Directions:
Repeat the full listing below verbatim and keep the images out.

══ Listing ══

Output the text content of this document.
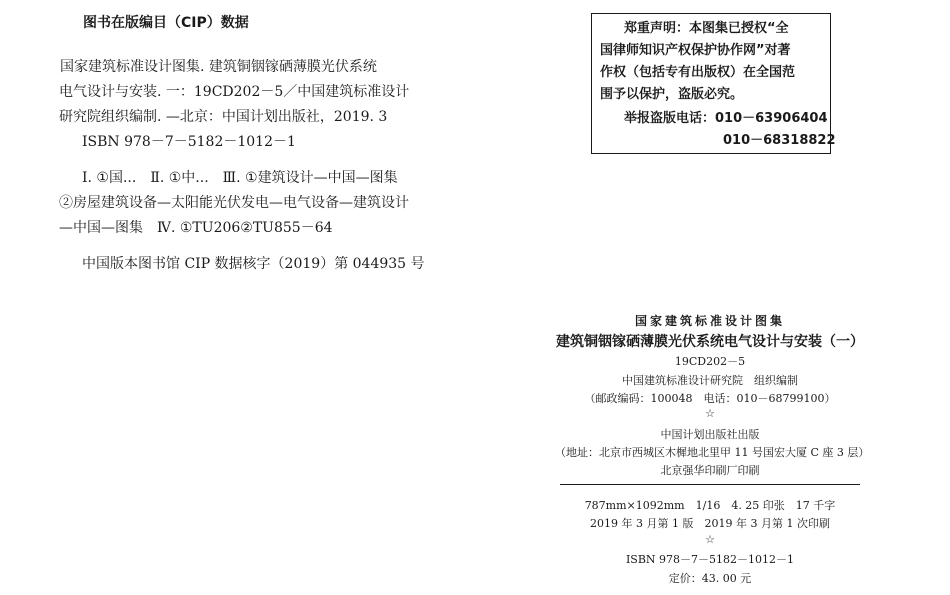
图书在版编目（CIP）数据
国家建筑标准设计图集. 建筑铜铟镓硒薄膜光伏系统
电气设计与安装. 一：19CD202－5／中国建筑标准设计
研究院组织编制. —北京：中国计划出版社，2019. 3
ISBN 978－7－5182－1012－1
Ⅰ. ①国...　Ⅱ. ①中...　Ⅲ. ①建筑设计—中国—图集
②房屋建筑设备—太阳能光伏发电—电气设备—建筑设计
—中国—图集　Ⅳ. ①TU206②TU855－64
中国版本图书馆 CIP 数据核字（2019）第 044935 号
郑重声明：本图集已授权“全
国律师知识产权保护协作网”对著
作权（包括专有出版权）在全国范
围予以保护，盗版必究。
举报盗版电话：010－63906404
010－68318822
国家建筑标准设计图集
建筑铜铟镓硒薄膜光伏系统电气设计与安装（一）
19CD202－5
中国建筑标准设计研究院　组织编制
（邮政编码：100048　电话：010－68799100）
☆
中国计划出版社出版
（地址：北京市西城区木樨地北里甲 11 号国宏大厦 C 座 3 层）
北京强华印刷厂印刷
787mm×1092mm　1/16　4. 25 印张　17 千字
2019 年 3 月第 1 版　2019 年 3 月第 1 次印刷
☆
ISBN 978－7－5182－1012－1
定价：43. 00 元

═══

Solution to this exercise:
Output the text content of this document.
图书在版编目（CIP）数据
国家建筑标准设计图集. 建筑铜铟镓硒薄膜光伏系统
电气设计与安装. 一：19CD202－5／中国建筑标准设计
研究院组织编制. —北京：中国计划出版社，2019. 3
ISBN 978－7－5182－1012－1
Ⅰ. ①国...　Ⅱ. ①中...　Ⅲ. ①建筑设计—中国—图集
②房屋建筑设备—太阳能光伏发电—电气设备—建筑设计
—中国—图集　Ⅳ. ①TU206②TU855－64
中国版本图书馆 CIP 数据核字（2019）第 044935 号
郑重声明：本图集已授权“全
国律师知识产权保护协作网”对著
作权（包括专有出版权）在全国范
围予以保护，盗版必究。
举报盗版电话：010－63906404
010－68318822
国家建筑标准设计图集
建筑铜铟镓硒薄膜光伏系统电气设计与安装（一）
19CD202－5
中国建筑标准设计研究院　组织编制
（邮政编码：100048　电话：010－68799100）
☆
中国计划出版社出版
（地址：北京市西城区木樨地北里甲 11 号国宏大厦 C 座 3 层）
北京强华印刷厂印刷
787mm×1092mm　1/16　4. 25 印张　17 千字
2019 年 3 月第 1 版　2019 年 3 月第 1 次印刷
☆
ISBN 978－7－5182－1012－1
定价：43. 00 元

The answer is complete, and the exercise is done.